◆ Fragmento del documento:

────────────────

Una vez en América, él pudo estudiar de visu las consecuencias de este sistema mucho más grande bajo la protección del cual aumentaba una innumerable muchedumbre de pioneros que, en unos meses, podían derribar bosques y edificar ciudades. Pudo reconocer entonces el éxitos de las empresas está en el carácter de los colonos, y que los gobiernos no siempre tienen la culpa. Como ejemplo nos citaba el hecho siguiente. Paseando un día en una de las planicies de Argelia, encontró la pequeña cabaña de un colono francés, un parisino, ocupado en grabar su tarjeta de visita, ¡para llevarla a un vecino acampado dos leguas más lejos!... Un pionero estadounidense jamás habría concebido idea igual.

Tal vez el señor De Raousset descuidaba las ocupaciones serias por ir de cacería o por recibir en su villa a numerosos amigos. Uno de sus caprichos consistía en hacer aparecer súbitamente a un león en el desierto; este incidente no dejaba muy tranquilos a todos sus invitados

Tratado como amigo por el nuevo gobernador, el duque de Aumale, iba frecuentemente a Argelia a convivir con príncipes y oficiales superiores, o hablar con las princesas. Su costumbre de hacer las cosas en grande consumió su ruina. El duque de Aumale vino a socorrerlo con una vasta concesión cuando estalló la revolución de 1848, la revolución que modificó el curso de tantas cosas y existencias.

Esta revolución sin duda lo arruinaba, pero abría a la ambición de una juventud ardiente las puertas de un futuro desconocido, un futuro que su imaginación rellenaba enseguida con oro y luz. A los que todavía no tienen en absoluto su sitio hecho en la sociedad, las revoluciones parecen ofrecer una de estas arenas gigantes a las cuales descienden las masas, y a través de las cuales esperan hacer su día; como si en medio de estos tropeles aullantes, la voz del verdadero mérito llegara siempre a dominar la de los intrigantes hambrientos de oro y de honor.

Veremos cómo el señor De Raousset gobernó su barca en medio de la flota popular, y contra cuales escollos se estrelló.

Este joven era demasiado ardiente, demasiado inteligente, demasiado innovador para rechazar el progreso como su padre, y para tachar la revolución de la historia, a semejanza del padre Loriquet. Era demasiado juicioso para desear una república roja y desenfrenada, que pudiera hacer recordar los días sangrientos de 1793; era demócrata como Lamartine, es decir, más poeta que estadista, más honrado que intrigante. Tenía principios demasiado educados para descender al nivel de las masas; reconociendo en cada uno de los partidos en competición las exageraciones perjudiciales para el establecimiento de un gobierno sólido y duradero, él mismo concibió una especie de síntesis ecléctica tal vez muy bella, pero de seguro torpe desde un punto de vista político.

────────────────

◆ Instrucciones:
1. Transcribe literalmente el pasaje del fragmento sobre De Raousset que comienza en las palabras "Esta revolución sin" y concluye tras "y de honor.".
2. Por favor, prosigue el fragmento sobre De Raousset a continuación de su última oración.

[Registros de una colección de datos]
────────────────

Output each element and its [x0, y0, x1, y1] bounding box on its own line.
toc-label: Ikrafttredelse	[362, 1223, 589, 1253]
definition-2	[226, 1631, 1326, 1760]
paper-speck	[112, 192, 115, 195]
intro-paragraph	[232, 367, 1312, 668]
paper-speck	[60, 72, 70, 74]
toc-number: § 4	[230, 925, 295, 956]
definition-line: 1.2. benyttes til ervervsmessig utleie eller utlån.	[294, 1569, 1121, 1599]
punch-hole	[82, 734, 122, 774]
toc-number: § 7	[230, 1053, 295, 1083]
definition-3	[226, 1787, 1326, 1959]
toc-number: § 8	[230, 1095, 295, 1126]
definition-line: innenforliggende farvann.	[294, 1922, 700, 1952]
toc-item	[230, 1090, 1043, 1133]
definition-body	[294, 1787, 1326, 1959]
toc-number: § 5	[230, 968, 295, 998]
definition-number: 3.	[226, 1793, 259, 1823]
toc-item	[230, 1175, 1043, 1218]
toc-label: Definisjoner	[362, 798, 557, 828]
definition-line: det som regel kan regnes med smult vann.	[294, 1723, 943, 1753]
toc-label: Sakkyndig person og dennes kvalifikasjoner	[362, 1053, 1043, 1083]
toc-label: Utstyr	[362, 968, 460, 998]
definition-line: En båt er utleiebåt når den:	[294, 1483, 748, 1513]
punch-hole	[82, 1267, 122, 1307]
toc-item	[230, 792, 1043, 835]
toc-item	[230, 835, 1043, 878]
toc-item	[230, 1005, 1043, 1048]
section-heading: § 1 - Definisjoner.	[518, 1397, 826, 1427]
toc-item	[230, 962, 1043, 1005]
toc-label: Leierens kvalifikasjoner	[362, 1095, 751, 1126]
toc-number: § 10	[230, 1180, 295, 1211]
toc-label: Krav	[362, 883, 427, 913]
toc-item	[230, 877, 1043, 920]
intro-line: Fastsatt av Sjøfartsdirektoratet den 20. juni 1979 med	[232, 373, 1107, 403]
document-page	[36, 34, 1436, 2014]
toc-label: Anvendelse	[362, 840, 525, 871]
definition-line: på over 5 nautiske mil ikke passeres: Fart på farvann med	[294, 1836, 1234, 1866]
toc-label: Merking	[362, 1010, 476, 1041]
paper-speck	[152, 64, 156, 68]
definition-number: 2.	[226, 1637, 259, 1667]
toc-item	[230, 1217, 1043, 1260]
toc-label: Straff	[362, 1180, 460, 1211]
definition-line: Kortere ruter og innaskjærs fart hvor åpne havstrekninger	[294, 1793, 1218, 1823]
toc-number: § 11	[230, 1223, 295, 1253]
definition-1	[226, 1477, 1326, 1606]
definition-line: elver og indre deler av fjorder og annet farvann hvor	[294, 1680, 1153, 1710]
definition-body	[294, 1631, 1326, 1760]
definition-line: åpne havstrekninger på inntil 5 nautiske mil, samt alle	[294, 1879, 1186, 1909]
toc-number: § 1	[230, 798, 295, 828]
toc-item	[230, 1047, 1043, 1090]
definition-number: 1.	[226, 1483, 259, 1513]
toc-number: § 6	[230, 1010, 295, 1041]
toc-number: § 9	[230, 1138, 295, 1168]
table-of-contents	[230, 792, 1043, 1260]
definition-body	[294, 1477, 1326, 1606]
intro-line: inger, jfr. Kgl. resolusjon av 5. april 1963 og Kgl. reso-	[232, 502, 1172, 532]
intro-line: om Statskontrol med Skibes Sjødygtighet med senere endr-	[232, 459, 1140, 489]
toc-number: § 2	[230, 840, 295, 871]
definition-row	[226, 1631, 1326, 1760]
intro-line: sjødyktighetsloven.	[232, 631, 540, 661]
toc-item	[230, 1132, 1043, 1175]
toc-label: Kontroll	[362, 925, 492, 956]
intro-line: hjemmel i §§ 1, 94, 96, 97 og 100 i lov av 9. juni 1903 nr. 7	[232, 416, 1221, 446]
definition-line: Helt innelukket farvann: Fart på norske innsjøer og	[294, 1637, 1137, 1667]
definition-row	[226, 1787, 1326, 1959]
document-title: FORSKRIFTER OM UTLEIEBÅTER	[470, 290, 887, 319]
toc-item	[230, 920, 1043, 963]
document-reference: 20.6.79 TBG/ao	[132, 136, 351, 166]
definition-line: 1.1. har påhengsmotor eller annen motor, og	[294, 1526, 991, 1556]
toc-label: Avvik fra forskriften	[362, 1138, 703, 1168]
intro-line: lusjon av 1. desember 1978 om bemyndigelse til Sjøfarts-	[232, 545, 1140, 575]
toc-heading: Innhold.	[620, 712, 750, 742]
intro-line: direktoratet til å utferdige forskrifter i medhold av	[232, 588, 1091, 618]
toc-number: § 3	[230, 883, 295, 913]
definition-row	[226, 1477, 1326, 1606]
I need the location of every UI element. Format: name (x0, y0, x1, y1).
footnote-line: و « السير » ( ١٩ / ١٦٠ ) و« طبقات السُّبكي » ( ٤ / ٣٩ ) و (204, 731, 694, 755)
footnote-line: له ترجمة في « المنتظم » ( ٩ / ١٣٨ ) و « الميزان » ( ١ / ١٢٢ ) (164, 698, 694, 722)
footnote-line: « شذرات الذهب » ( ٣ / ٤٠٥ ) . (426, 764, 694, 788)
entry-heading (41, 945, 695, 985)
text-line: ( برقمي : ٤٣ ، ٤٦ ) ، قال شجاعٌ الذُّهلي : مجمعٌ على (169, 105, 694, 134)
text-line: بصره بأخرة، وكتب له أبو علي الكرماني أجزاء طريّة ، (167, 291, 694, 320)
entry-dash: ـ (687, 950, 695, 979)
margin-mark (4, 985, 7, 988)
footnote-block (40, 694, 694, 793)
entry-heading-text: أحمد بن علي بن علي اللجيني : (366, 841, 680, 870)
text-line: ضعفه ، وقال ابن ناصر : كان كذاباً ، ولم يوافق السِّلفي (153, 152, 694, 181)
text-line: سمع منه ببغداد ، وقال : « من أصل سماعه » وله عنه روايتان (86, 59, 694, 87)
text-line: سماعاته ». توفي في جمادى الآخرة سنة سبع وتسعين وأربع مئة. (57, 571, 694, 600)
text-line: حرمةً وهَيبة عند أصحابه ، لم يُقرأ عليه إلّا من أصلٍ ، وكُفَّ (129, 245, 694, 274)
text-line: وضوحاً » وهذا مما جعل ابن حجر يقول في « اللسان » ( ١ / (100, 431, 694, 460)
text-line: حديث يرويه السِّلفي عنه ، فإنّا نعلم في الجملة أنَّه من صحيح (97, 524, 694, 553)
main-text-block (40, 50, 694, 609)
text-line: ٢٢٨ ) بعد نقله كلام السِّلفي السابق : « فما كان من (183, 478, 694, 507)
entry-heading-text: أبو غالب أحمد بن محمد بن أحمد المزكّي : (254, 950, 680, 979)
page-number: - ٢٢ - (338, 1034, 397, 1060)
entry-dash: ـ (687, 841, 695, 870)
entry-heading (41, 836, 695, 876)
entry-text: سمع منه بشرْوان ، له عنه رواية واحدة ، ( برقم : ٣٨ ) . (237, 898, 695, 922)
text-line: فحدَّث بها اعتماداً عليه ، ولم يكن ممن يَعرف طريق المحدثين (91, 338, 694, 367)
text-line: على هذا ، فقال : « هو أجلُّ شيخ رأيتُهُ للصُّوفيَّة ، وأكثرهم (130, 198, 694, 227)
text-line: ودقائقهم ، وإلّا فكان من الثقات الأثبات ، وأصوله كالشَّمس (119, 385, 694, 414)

────────────────

◆ Resultados:
1.
Esta revolución sin duda lo arruinaba, pero abría a la ambición de una juventud ardiente las puertas de un futuro desconocido, un futuro que su imaginación rellenaba enseguida con oro y luz. A los que todavía no tienen en absoluto su sitio hecho en la sociedad, las revoluciones parecen ofrecer una de estas arenas gigantes a las cuales descienden las masas, y a través de las cuales esperan hacer su día; como si en medio de estos tropeles aullantes, la voz del verdadero mérito llegara siempre a dominar la de los intrigantes hambrientos de oro y de honor.

2.
Él mismo se apartó de todos los partidos políticos, es decir, prácticamente se apartó de toda posibilidad de pexito. Estableció su cuartel general en Aviñón, y fundó allí el periódico La Libertad. Tomó muchas veces la palabra con éxito en los clubs de esta ciudad; Causaron sensación sus profesiones de fe en las que el amor por el orden marchaba con orgullo junto al amor por la libertad.

Sus gustos aristocráticos no eran en absoluto los de un hombre enemigo de masas, y, más de una vez, lo vimos reunirse con los estibadores del Ródano, con los cuales discutía francamente algunas cuestiones cotidianas; se hizo de partidarios sinceros entre esta clase de hombres; él se acordaría sin duda de esto en California cuando, asqueado del positivismo de ciertos mercaderes, exclamaba con amargura: "¡Siempre encontré más corazón bajo la blusa que bajo el hábito negro!"

Vinieron las elecciones: dos veces perdió por algunos millares de votos; y hasta se hizo de "un asunto", como él mismo diría. El encuentro se llevó a cabo cerca de París y la bala del conde rompió el brazo de su adversario.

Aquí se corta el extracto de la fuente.